What to do: Reproduce the listing below exactly. Pictures do not belong in the copy.

* START Data provided *

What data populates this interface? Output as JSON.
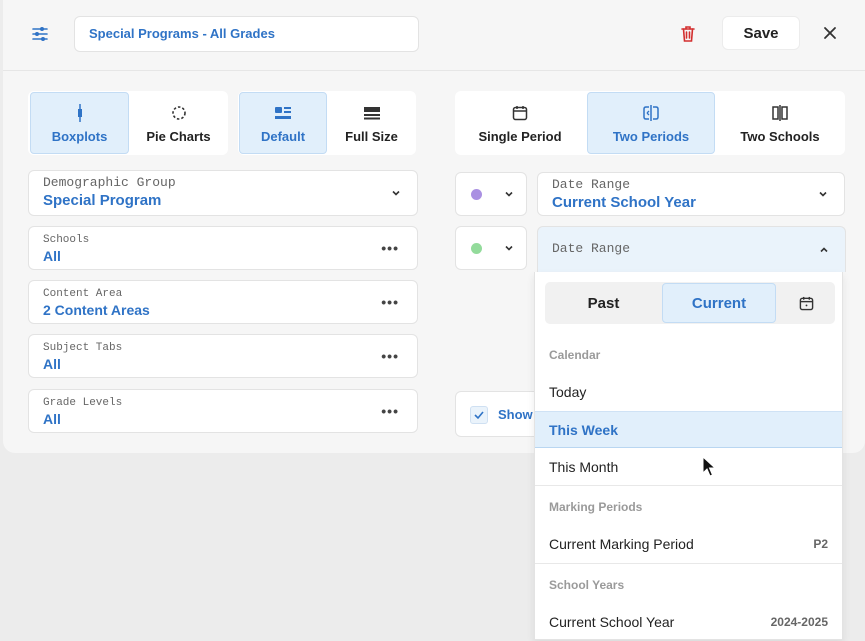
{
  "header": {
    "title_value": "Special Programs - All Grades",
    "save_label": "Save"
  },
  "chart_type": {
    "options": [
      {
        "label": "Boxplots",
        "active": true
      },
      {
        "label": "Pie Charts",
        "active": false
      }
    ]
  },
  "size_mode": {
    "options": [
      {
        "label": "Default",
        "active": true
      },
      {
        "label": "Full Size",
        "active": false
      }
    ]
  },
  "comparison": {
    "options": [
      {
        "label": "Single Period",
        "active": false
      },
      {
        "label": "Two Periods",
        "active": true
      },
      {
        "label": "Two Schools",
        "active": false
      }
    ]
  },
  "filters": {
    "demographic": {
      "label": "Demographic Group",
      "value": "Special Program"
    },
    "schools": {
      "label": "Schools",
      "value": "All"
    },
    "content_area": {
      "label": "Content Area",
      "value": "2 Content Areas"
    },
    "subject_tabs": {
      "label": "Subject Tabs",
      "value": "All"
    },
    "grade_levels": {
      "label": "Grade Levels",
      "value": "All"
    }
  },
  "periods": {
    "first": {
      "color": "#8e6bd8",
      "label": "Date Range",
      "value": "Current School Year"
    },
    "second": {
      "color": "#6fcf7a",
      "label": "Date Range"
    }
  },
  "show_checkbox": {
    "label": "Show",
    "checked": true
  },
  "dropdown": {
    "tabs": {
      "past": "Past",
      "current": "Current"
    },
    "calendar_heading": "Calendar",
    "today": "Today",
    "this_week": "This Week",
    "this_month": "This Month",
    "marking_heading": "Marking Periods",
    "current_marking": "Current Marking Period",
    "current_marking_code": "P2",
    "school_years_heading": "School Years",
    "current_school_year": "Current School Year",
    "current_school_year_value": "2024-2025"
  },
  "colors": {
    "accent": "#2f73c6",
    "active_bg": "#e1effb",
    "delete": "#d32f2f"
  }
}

* END Data provided *

Task answer:
What data populates this interface? Output as JSON.
{
  "header": {
    "title_value": "Special Programs - All Grades",
    "save_label": "Save"
  },
  "chart_type": {
    "options": [
      {
        "label": "Boxplots",
        "active": true
      },
      {
        "label": "Pie Charts",
        "active": false
      }
    ]
  },
  "size_mode": {
    "options": [
      {
        "label": "Default",
        "active": true
      },
      {
        "label": "Full Size",
        "active": false
      }
    ]
  },
  "comparison": {
    "options": [
      {
        "label": "Single Period",
        "active": false
      },
      {
        "label": "Two Periods",
        "active": true
      },
      {
        "label": "Two Schools",
        "active": false
      }
    ]
  },
  "filters": {
    "demographic": {
      "label": "Demographic Group",
      "value": "Special Program"
    },
    "schools": {
      "label": "Schools",
      "value": "All"
    },
    "content_area": {
      "label": "Content Area",
      "value": "2 Content Areas"
    },
    "subject_tabs": {
      "label": "Subject Tabs",
      "value": "All"
    },
    "grade_levels": {
      "label": "Grade Levels",
      "value": "All"
    }
  },
  "periods": {
    "first": {
      "color": "#8e6bd8",
      "label": "Date Range",
      "value": "Current School Year"
    },
    "second": {
      "color": "#6fcf7a",
      "label": "Date Range"
    }
  },
  "show_checkbox": {
    "label": "Show",
    "checked": true
  },
  "dropdown": {
    "tabs": {
      "past": "Past",
      "current": "Current"
    },
    "calendar_heading": "Calendar",
    "today": "Today",
    "this_week": "This Week",
    "this_month": "This Month",
    "marking_heading": "Marking Periods",
    "current_marking": "Current Marking Period",
    "current_marking_code": "P2",
    "school_years_heading": "School Years",
    "current_school_year": "Current School Year",
    "current_school_year_value": "2024-2025"
  },
  "colors": {
    "accent": "#2f73c6",
    "active_bg": "#e1effb",
    "delete": "#d32f2f"
  }
}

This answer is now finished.